• GIVEN REQUEST: Give the data below again, word for word.
____________
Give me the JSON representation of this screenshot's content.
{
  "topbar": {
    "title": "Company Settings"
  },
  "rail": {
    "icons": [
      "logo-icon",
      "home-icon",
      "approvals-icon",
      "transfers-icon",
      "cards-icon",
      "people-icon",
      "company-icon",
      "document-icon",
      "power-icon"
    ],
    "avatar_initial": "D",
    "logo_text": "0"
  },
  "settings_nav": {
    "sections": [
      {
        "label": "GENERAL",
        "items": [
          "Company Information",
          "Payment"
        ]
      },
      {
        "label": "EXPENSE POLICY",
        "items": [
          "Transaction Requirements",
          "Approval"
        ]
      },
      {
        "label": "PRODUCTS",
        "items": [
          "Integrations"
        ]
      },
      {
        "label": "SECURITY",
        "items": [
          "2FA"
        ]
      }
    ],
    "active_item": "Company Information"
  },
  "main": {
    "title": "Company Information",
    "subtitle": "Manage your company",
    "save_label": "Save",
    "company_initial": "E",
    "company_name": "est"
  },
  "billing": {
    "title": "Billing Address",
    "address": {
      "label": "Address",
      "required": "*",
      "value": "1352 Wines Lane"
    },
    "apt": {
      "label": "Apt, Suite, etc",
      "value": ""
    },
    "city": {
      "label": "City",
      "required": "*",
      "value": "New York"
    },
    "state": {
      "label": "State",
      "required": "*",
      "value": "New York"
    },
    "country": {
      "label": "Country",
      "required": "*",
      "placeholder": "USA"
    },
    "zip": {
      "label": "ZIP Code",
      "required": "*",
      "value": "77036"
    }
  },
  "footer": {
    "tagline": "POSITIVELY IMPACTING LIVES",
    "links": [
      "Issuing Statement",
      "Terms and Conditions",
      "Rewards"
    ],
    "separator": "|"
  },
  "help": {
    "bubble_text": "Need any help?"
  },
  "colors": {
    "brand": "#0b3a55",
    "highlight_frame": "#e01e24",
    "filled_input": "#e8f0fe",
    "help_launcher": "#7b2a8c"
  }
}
____________
• CORRECT OUTPUT:
Give me the JSON representation of this screenshot's content.
{
  "topbar": {
    "title": "Company Settings"
  },
  "rail": {
    "icons": [
      "logo-icon",
      "home-icon",
      "approvals-icon",
      "transfers-icon",
      "cards-icon",
      "people-icon",
      "company-icon",
      "document-icon",
      "power-icon"
    ],
    "avatar_initial": "D",
    "logo_text": "0"
  },
  "settings_nav": {
    "sections": [
      {
        "label": "GENERAL",
        "items": [
          "Company Information",
          "Payment"
        ]
      },
      {
        "label": "EXPENSE POLICY",
        "items": [
          "Transaction Requirements",
          "Approval"
        ]
      },
      {
        "label": "PRODUCTS",
        "items": [
          "Integrations"
        ]
      },
      {
        "label": "SECURITY",
        "items": [
          "2FA"
        ]
      }
    ],
    "active_item": "Company Information"
  },
  "main": {
    "title": "Company Information",
    "subtitle": "Manage your company",
    "save_label": "Save",
    "company_initial": "E",
    "company_name": "est"
  },
  "billing": {
    "title": "Billing Address",
    "address": {
      "label": "Address",
      "required": "*",
      "value": "1352 Wines Lane"
    },
    "apt": {
      "label": "Apt, Suite, etc",
      "value": ""
    },
    "city": {
      "label": "City",
      "required": "*",
      "value": "New York"
    },
    "state": {
      "label": "State",
      "required": "*",
      "value": "New York"
    },
    "country": {
      "label": "Country",
      "required": "*",
      "placeholder": "USA"
    },
    "zip": {
      "label": "ZIP Code",
      "required": "*",
      "value": "77036"
    }
  },
  "footer": {
    "tagline": "POSITIVELY IMPACTING LIVES",
    "links": [
      "Issuing Statement",
      "Terms and Conditions",
      "Rewards"
    ],
    "separator": "|"
  },
  "help": {
    "bubble_text": "Need any help?"
  },
  "colors": {
    "brand": "#0b3a55",
    "highlight_frame": "#e01e24",
    "filled_input": "#e8f0fe",
    "help_launcher": "#7b2a8c"
  }
}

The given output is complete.